Return every one of the following rows unchanged, reproducing each line character for character.
++++ INFORMATION GIVEN
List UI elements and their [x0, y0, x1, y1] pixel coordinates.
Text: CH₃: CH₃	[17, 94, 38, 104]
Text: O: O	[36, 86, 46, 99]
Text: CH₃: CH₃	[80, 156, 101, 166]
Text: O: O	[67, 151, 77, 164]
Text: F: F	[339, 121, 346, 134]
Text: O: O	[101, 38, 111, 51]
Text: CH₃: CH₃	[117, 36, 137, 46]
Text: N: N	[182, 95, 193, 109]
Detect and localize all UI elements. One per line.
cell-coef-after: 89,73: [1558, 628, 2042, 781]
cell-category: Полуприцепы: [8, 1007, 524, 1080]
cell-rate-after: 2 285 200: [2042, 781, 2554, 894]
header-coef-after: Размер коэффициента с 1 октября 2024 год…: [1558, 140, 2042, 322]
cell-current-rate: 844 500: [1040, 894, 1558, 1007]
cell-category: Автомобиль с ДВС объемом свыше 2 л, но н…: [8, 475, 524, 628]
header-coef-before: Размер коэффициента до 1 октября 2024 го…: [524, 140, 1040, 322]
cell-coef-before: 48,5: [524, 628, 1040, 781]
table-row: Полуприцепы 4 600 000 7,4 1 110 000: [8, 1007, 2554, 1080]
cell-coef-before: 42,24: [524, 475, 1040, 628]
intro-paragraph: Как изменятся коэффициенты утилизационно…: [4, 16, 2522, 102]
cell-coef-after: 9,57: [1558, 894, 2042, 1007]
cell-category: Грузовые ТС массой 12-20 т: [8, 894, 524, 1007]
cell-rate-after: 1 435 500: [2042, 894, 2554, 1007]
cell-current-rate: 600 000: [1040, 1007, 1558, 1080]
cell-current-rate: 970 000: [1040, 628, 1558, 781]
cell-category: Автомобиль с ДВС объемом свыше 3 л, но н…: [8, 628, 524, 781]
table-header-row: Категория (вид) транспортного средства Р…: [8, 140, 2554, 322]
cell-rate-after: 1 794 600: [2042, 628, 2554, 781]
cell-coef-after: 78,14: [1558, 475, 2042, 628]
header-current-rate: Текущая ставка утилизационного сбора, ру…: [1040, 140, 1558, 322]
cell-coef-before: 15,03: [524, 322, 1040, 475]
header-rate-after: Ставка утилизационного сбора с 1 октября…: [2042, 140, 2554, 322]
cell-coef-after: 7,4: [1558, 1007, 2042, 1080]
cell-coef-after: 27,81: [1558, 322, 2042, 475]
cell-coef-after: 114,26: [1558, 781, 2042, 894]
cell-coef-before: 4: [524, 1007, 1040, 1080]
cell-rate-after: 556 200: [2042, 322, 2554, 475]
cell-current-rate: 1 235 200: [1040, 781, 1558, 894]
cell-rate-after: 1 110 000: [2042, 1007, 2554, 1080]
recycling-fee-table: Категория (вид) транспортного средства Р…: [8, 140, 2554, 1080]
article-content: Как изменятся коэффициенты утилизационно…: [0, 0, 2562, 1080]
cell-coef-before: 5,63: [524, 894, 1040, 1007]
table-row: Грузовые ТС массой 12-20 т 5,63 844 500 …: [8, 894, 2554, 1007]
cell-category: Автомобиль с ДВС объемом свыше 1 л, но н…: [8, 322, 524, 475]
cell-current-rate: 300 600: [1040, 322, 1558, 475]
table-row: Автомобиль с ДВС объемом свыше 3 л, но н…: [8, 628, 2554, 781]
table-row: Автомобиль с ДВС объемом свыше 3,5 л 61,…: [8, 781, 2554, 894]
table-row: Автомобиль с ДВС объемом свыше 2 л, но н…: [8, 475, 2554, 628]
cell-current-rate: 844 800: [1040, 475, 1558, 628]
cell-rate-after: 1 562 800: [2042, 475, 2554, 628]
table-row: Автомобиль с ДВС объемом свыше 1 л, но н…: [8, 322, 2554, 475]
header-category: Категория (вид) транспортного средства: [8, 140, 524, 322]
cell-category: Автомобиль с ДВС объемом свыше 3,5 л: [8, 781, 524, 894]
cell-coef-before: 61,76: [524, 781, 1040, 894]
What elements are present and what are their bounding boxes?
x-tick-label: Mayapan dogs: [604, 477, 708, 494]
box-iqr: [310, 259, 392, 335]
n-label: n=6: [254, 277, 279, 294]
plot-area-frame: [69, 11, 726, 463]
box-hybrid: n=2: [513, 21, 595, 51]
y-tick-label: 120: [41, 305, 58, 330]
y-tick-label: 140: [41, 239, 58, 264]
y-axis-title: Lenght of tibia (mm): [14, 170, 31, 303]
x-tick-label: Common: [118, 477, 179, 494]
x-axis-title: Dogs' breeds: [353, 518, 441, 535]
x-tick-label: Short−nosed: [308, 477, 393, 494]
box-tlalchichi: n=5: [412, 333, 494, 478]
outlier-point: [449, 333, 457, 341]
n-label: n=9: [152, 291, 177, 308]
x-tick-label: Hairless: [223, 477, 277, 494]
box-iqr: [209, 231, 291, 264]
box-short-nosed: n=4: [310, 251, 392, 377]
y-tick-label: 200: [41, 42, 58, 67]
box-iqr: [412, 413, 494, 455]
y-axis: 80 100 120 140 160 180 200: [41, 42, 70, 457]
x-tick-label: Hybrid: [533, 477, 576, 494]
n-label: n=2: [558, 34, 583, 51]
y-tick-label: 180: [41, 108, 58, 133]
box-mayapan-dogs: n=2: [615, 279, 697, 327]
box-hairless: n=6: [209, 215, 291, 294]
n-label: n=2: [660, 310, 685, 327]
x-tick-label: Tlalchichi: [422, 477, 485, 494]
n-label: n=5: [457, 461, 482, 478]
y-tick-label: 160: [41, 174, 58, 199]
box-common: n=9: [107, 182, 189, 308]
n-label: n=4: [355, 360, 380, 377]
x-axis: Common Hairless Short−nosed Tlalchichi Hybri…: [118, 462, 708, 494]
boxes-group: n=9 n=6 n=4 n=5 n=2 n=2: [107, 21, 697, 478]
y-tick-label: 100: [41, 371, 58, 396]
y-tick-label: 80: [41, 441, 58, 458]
++++++++
◆ RESPONSE TO THIS TASK
List UI elements and their [x0, y0, x1, y1] pixel coordinates.
Text: CH₃: CH₃	[17, 94, 38, 104]
Text: O: O	[36, 86, 46, 99]
Text: CH₃: CH₃	[80, 156, 101, 166]
Text: O: O	[67, 151, 77, 164]
Text: F: F	[339, 121, 346, 134]
Text: O: O	[101, 38, 111, 51]
Text: CH₃: CH₃	[117, 36, 137, 46]
Text: N: N	[182, 95, 193, 109]
Detect and localize all UI elements. One per line.
cell-coef-after: 89,73: [1558, 628, 2042, 781]
cell-category: Полуприцепы: [8, 1007, 524, 1080]
cell-rate-after: 2 285 200: [2042, 781, 2554, 894]
header-coef-after: Размер коэффициента с 1 октября 2024 год…: [1558, 140, 2042, 322]
cell-current-rate: 844 500: [1040, 894, 1558, 1007]
cell-category: Автомобиль с ДВС объемом свыше 2 л, но н…: [8, 475, 524, 628]
header-coef-before: Размер коэффициента до 1 октября 2024 го…: [524, 140, 1040, 322]
cell-coef-before: 48,5: [524, 628, 1040, 781]
table-row: Полуприцепы 4 600 000 7,4 1 110 000: [8, 1007, 2554, 1080]
cell-coef-before: 42,24: [524, 475, 1040, 628]
intro-paragraph: Как изменятся коэффициенты утилизационно…: [4, 16, 2522, 102]
cell-coef-after: 9,57: [1558, 894, 2042, 1007]
cell-category: Грузовые ТС массой 12-20 т: [8, 894, 524, 1007]
cell-rate-after: 1 435 500: [2042, 894, 2554, 1007]
cell-current-rate: 600 000: [1040, 1007, 1558, 1080]
cell-current-rate: 970 000: [1040, 628, 1558, 781]
cell-category: Автомобиль с ДВС объемом свыше 3 л, но н…: [8, 628, 524, 781]
table-header-row: Категория (вид) транспортного средства Р…: [8, 140, 2554, 322]
cell-rate-after: 1 794 600: [2042, 628, 2554, 781]
cell-coef-after: 78,14: [1558, 475, 2042, 628]
header-current-rate: Текущая ставка утилизационного сбора, ру…: [1040, 140, 1558, 322]
cell-coef-before: 15,03: [524, 322, 1040, 475]
header-rate-after: Ставка утилизационного сбора с 1 октября…: [2042, 140, 2554, 322]
cell-coef-after: 7,4: [1558, 1007, 2042, 1080]
cell-coef-after: 27,81: [1558, 322, 2042, 475]
cell-coef-after: 114,26: [1558, 781, 2042, 894]
cell-coef-before: 4: [524, 1007, 1040, 1080]
cell-rate-after: 556 200: [2042, 322, 2554, 475]
cell-current-rate: 1 235 200: [1040, 781, 1558, 894]
cell-rate-after: 1 110 000: [2042, 1007, 2554, 1080]
recycling-fee-table: Категория (вид) транспортного средства Р…: [8, 140, 2554, 1080]
article-content: Как изменятся коэффициенты утилизационно…: [0, 0, 2562, 1080]
cell-coef-before: 5,63: [524, 894, 1040, 1007]
table-row: Грузовые ТС массой 12-20 т 5,63 844 500 …: [8, 894, 2554, 1007]
cell-category: Автомобиль с ДВС объемом свыше 1 л, но н…: [8, 322, 524, 475]
cell-current-rate: 300 600: [1040, 322, 1558, 475]
table-row: Автомобиль с ДВС объемом свыше 3 л, но н…: [8, 628, 2554, 781]
table-row: Автомобиль с ДВС объемом свыше 3,5 л 61,…: [8, 781, 2554, 894]
table-row: Автомобиль с ДВС объемом свыше 2 л, но н…: [8, 475, 2554, 628]
cell-current-rate: 844 800: [1040, 475, 1558, 628]
cell-rate-after: 1 562 800: [2042, 475, 2554, 628]
table-row: Автомобиль с ДВС объемом свыше 1 л, но н…: [8, 322, 2554, 475]
header-category: Категория (вид) транспортного средства: [8, 140, 524, 322]
cell-category: Автомобиль с ДВС объемом свыше 3,5 л: [8, 781, 524, 894]
cell-coef-before: 61,76: [524, 781, 1040, 894]
What elements are present and what are their bounding boxes?
x-tick-label: Mayapan dogs: [604, 477, 708, 494]
box-iqr: [310, 259, 392, 335]
n-label: n=6: [254, 277, 279, 294]
plot-area-frame: [69, 11, 726, 463]
box-hybrid: n=2: [513, 21, 595, 51]
y-tick-label: 120: [41, 305, 58, 330]
y-tick-label: 140: [41, 239, 58, 264]
y-axis-title: Lenght of tibia (mm): [14, 170, 31, 303]
x-tick-label: Common: [118, 477, 179, 494]
x-axis-title: Dogs' breeds: [353, 518, 441, 535]
x-tick-label: Short−nosed: [308, 477, 393, 494]
box-tlalchichi: n=5: [412, 333, 494, 478]
outlier-point: [449, 333, 457, 341]
n-label: n=9: [152, 291, 177, 308]
x-tick-label: Hairless: [223, 477, 277, 494]
box-iqr: [209, 231, 291, 264]
box-short-nosed: n=4: [310, 251, 392, 377]
y-tick-label: 200: [41, 42, 58, 67]
box-iqr: [412, 413, 494, 455]
y-axis: 80 100 120 140 160 180 200: [41, 42, 70, 457]
x-tick-label: Hybrid: [533, 477, 576, 494]
n-label: n=2: [558, 34, 583, 51]
y-tick-label: 180: [41, 108, 58, 133]
box-mayapan-dogs: n=2: [615, 279, 697, 327]
box-hairless: n=6: [209, 215, 291, 294]
n-label: n=2: [660, 310, 685, 327]
x-tick-label: Tlalchichi: [422, 477, 485, 494]
n-label: n=5: [457, 461, 482, 478]
y-tick-label: 160: [41, 174, 58, 199]
box-common: n=9: [107, 182, 189, 308]
n-label: n=4: [355, 360, 380, 377]
x-axis: Common Hairless Short−nosed Tlalchichi Hybri…: [118, 462, 708, 494]
boxes-group: n=9 n=6 n=4 n=5 n=2 n=2: [107, 21, 697, 478]
y-tick-label: 100: [41, 371, 58, 396]
y-tick-label: 80: [41, 441, 58, 458]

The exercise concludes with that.